(Data entries)

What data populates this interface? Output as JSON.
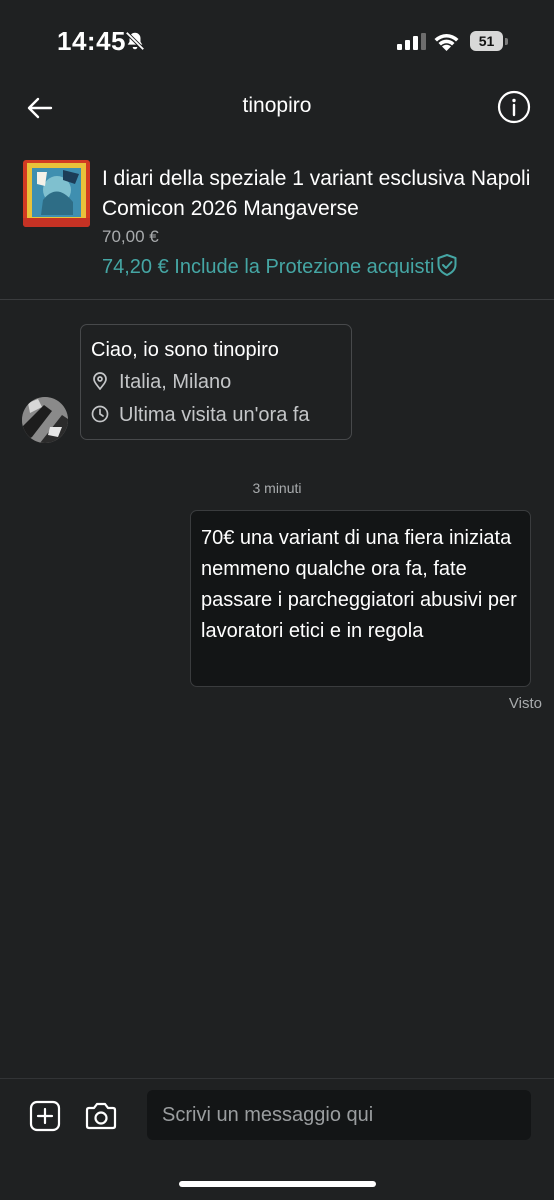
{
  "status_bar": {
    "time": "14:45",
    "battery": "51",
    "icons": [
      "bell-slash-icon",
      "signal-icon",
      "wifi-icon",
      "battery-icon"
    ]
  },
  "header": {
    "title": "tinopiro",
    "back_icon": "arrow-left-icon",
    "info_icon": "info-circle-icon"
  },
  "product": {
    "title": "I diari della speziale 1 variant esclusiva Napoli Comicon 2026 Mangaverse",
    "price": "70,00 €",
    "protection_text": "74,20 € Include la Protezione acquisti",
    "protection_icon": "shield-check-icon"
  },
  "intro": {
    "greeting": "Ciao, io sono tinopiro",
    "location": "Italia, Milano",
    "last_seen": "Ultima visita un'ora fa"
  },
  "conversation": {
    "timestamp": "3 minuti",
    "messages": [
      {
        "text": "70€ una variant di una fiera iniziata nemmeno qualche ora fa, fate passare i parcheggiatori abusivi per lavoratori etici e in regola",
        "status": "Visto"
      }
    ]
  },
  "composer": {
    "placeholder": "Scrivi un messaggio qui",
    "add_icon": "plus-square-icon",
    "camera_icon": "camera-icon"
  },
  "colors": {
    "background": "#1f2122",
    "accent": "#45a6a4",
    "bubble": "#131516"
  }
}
---
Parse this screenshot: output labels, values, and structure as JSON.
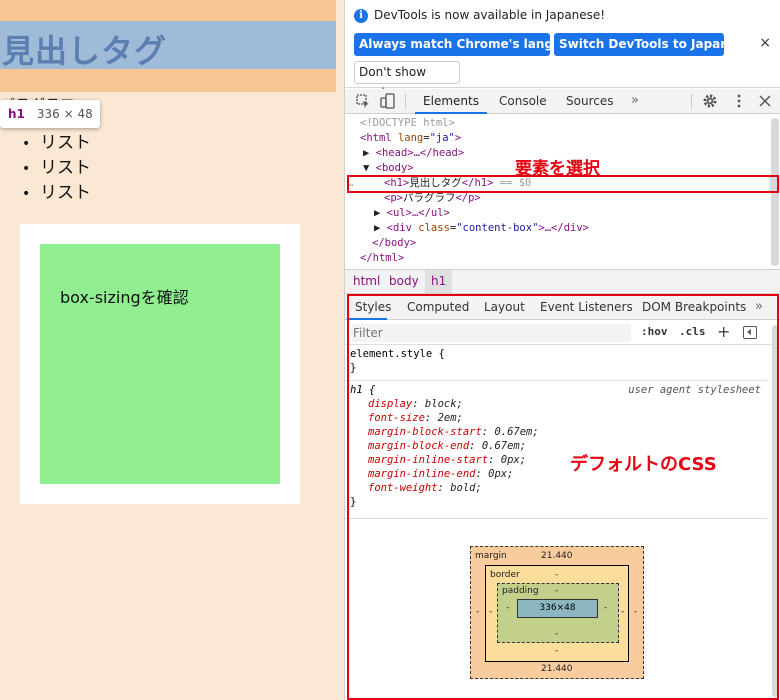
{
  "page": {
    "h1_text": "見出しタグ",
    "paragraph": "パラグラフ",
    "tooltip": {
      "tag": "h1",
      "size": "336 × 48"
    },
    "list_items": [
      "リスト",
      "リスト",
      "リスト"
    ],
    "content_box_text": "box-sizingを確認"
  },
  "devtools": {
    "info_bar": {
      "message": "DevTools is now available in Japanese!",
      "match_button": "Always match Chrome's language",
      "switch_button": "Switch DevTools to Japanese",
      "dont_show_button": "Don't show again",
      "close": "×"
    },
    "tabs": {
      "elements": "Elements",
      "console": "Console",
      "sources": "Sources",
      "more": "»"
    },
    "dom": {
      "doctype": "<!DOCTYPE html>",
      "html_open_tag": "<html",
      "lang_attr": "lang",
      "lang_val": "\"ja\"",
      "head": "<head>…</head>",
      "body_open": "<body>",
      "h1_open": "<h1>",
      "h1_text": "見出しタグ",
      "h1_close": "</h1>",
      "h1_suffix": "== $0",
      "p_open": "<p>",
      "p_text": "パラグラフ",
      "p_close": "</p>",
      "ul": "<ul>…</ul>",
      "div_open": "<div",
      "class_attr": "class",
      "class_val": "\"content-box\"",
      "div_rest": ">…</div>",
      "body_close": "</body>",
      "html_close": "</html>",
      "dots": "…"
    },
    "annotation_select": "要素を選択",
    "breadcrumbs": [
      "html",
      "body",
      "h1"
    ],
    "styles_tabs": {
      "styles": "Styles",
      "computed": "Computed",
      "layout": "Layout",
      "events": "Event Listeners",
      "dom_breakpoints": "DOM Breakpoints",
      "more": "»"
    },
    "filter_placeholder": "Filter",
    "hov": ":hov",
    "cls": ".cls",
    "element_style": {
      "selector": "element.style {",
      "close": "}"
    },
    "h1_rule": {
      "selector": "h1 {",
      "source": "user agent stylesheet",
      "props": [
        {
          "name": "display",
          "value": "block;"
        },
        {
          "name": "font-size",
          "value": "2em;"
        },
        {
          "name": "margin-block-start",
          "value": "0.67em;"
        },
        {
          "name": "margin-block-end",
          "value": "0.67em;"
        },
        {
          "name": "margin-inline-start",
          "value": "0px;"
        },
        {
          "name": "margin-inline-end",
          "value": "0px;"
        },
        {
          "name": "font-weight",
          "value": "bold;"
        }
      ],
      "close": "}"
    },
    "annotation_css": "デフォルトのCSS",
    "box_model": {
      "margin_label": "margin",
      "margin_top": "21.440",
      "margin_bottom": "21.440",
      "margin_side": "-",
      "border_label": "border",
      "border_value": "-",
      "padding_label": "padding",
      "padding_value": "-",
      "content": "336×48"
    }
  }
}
---
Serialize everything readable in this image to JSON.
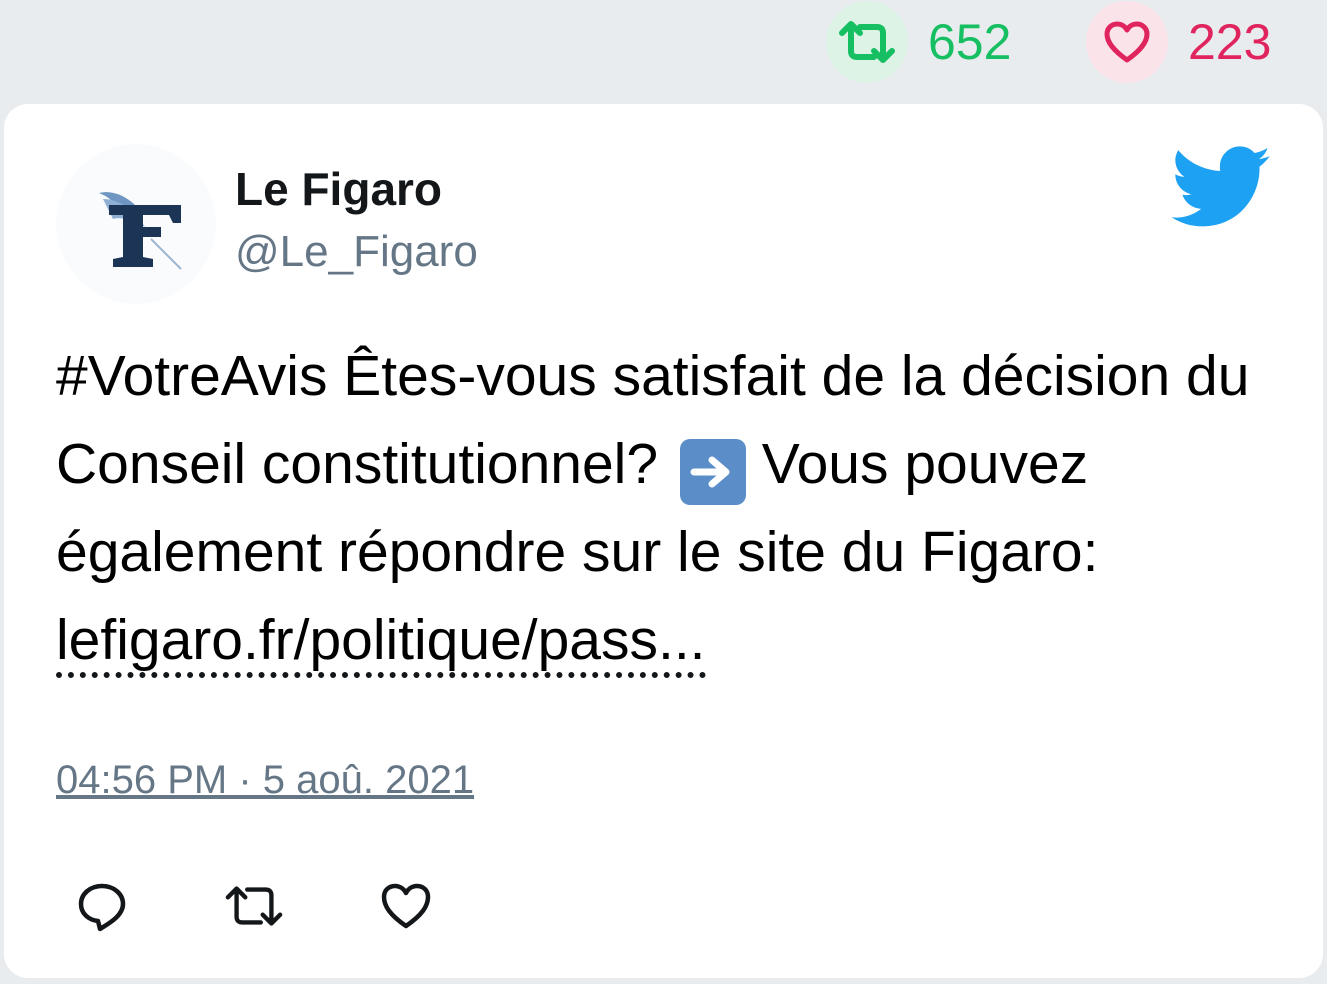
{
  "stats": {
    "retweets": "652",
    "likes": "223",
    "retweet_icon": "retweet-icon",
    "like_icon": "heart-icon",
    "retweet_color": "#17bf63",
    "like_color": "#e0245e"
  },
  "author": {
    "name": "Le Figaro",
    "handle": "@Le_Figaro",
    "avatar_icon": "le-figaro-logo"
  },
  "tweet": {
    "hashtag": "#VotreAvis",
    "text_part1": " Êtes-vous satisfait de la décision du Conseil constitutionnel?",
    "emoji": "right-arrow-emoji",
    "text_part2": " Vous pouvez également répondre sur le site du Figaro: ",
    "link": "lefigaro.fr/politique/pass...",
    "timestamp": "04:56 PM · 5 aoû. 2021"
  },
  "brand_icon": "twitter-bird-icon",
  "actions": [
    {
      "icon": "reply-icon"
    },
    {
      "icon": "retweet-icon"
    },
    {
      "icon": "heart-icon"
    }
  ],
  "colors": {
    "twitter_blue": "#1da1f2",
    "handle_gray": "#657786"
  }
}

• Request: Copy down every line of the entries containing the word "block".

• Response:
          "value": "block;"
          "name": "margin-block-start",
          "name": "margin-block-end",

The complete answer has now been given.